= Work instructions =
Extract the full listing verbatim and drop any pictures from your copy.

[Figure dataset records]
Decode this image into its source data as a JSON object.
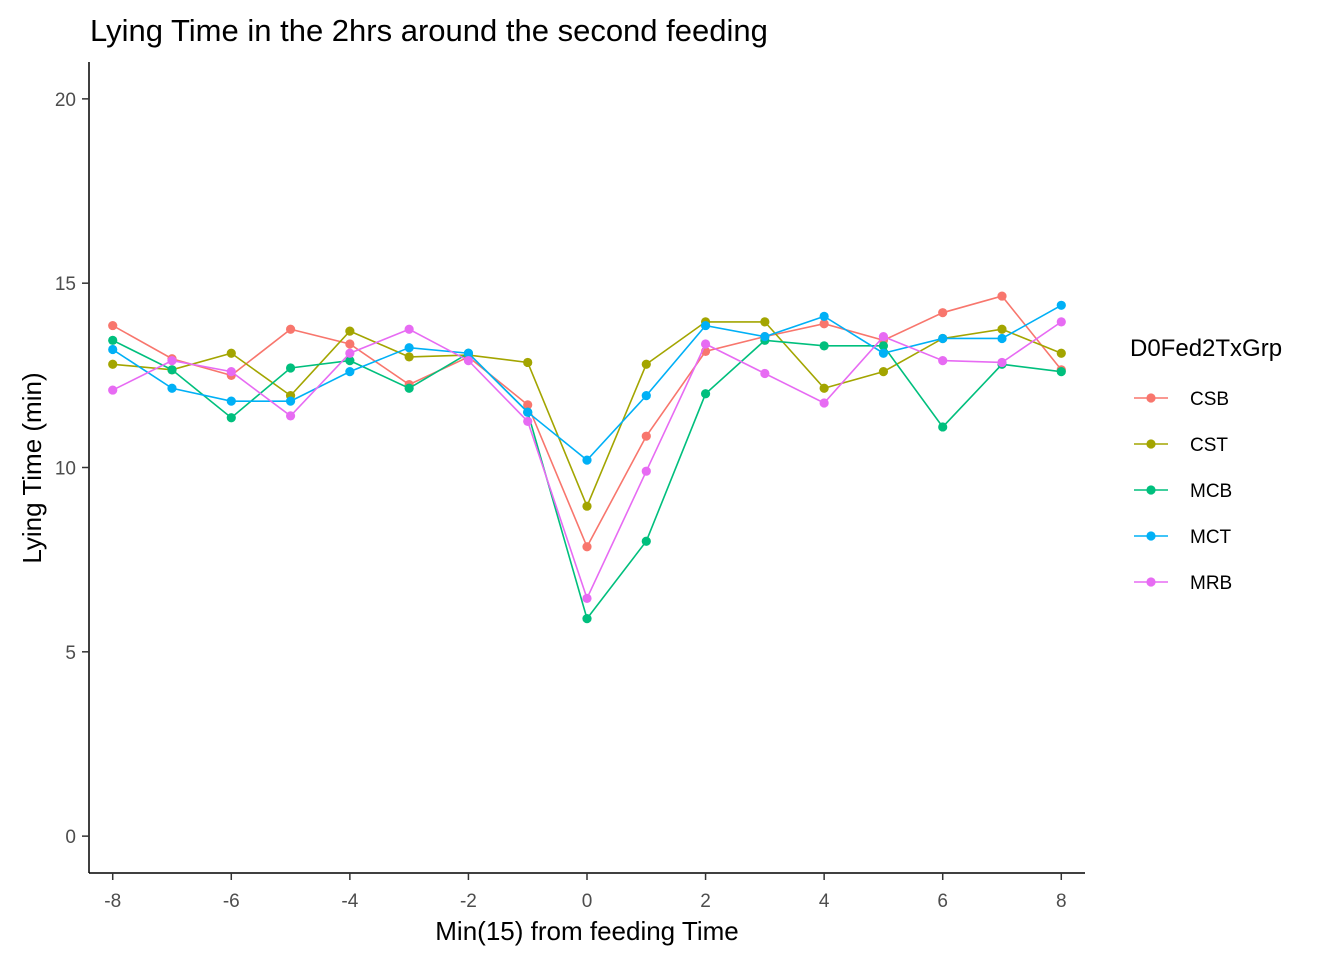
{
  "chart_data": {
    "type": "line",
    "title": "Lying Time in the 2hrs around the second feeding",
    "xlabel": "Min(15) from feeding Time",
    "ylabel": "Lying Time (min)",
    "xlim": [
      -8.4,
      8.4
    ],
    "ylim": [
      -1,
      21
    ],
    "xticks": [
      -8,
      -6,
      -4,
      -2,
      0,
      2,
      4,
      6,
      8
    ],
    "yticks": [
      0,
      5,
      10,
      15,
      20
    ],
    "x": [
      -8,
      -7,
      -6,
      -5,
      -4,
      -3,
      -2,
      -1,
      0,
      1,
      2,
      3,
      4,
      5,
      6,
      7,
      8
    ],
    "grid": false,
    "legend": {
      "title": "D0Fed2TxGrp",
      "placement": "right"
    },
    "series": [
      {
        "name": "CSB",
        "color": "#F8766D",
        "values": [
          13.85,
          12.95,
          12.5,
          13.75,
          13.35,
          12.25,
          13.0,
          11.7,
          7.85,
          10.85,
          13.15,
          13.55,
          13.9,
          13.45,
          14.2,
          14.65,
          12.65
        ]
      },
      {
        "name": "CST",
        "color": "#A3A500",
        "values": [
          12.8,
          12.65,
          13.1,
          11.95,
          13.7,
          13.0,
          13.05,
          12.85,
          8.95,
          12.8,
          13.95,
          13.95,
          12.15,
          12.6,
          13.5,
          13.75,
          13.1
        ]
      },
      {
        "name": "MCB",
        "color": "#00BF7D",
        "values": [
          13.45,
          12.65,
          11.35,
          12.7,
          12.9,
          12.15,
          13.1,
          11.5,
          5.9,
          8.0,
          12.0,
          13.45,
          13.3,
          13.3,
          11.1,
          12.8,
          12.6
        ]
      },
      {
        "name": "MCT",
        "color": "#00B0F6",
        "values": [
          13.2,
          12.15,
          11.8,
          11.8,
          12.6,
          13.25,
          13.1,
          11.5,
          10.2,
          11.95,
          13.85,
          13.55,
          14.1,
          13.1,
          13.5,
          13.5,
          14.4
        ]
      },
      {
        "name": "MRB",
        "color": "#E76BF3",
        "values": [
          12.1,
          12.9,
          12.6,
          11.4,
          13.1,
          13.75,
          12.9,
          11.25,
          6.45,
          9.9,
          13.35,
          12.55,
          11.75,
          13.55,
          12.9,
          12.85,
          13.95
        ]
      }
    ]
  }
}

= Output for this exercise =
Decode this image into its source data as a JSON object.
{
  "chart_data": {
    "type": "line",
    "title": "Lying Time in the 2hrs around the second feeding",
    "xlabel": "Min(15) from feeding Time",
    "ylabel": "Lying Time (min)",
    "xlim": [
      -8.4,
      8.4
    ],
    "ylim": [
      -1,
      21
    ],
    "xticks": [
      -8,
      -6,
      -4,
      -2,
      0,
      2,
      4,
      6,
      8
    ],
    "yticks": [
      0,
      5,
      10,
      15,
      20
    ],
    "x": [
      -8,
      -7,
      -6,
      -5,
      -4,
      -3,
      -2,
      -1,
      0,
      1,
      2,
      3,
      4,
      5,
      6,
      7,
      8
    ],
    "grid": false,
    "legend": {
      "title": "D0Fed2TxGrp",
      "placement": "right"
    },
    "series": [
      {
        "name": "CSB",
        "color": "#F8766D",
        "values": [
          13.85,
          12.95,
          12.5,
          13.75,
          13.35,
          12.25,
          13.0,
          11.7,
          7.85,
          10.85,
          13.15,
          13.55,
          13.9,
          13.45,
          14.2,
          14.65,
          12.65
        ]
      },
      {
        "name": "CST",
        "color": "#A3A500",
        "values": [
          12.8,
          12.65,
          13.1,
          11.95,
          13.7,
          13.0,
          13.05,
          12.85,
          8.95,
          12.8,
          13.95,
          13.95,
          12.15,
          12.6,
          13.5,
          13.75,
          13.1
        ]
      },
      {
        "name": "MCB",
        "color": "#00BF7D",
        "values": [
          13.45,
          12.65,
          11.35,
          12.7,
          12.9,
          12.15,
          13.1,
          11.5,
          5.9,
          8.0,
          12.0,
          13.45,
          13.3,
          13.3,
          11.1,
          12.8,
          12.6
        ]
      },
      {
        "name": "MCT",
        "color": "#00B0F6",
        "values": [
          13.2,
          12.15,
          11.8,
          11.8,
          12.6,
          13.25,
          13.1,
          11.5,
          10.2,
          11.95,
          13.85,
          13.55,
          14.1,
          13.1,
          13.5,
          13.5,
          14.4
        ]
      },
      {
        "name": "MRB",
        "color": "#E76BF3",
        "values": [
          12.1,
          12.9,
          12.6,
          11.4,
          13.1,
          13.75,
          12.9,
          11.25,
          6.45,
          9.9,
          13.35,
          12.55,
          11.75,
          13.55,
          12.9,
          12.85,
          13.95
        ]
      }
    ]
  }
}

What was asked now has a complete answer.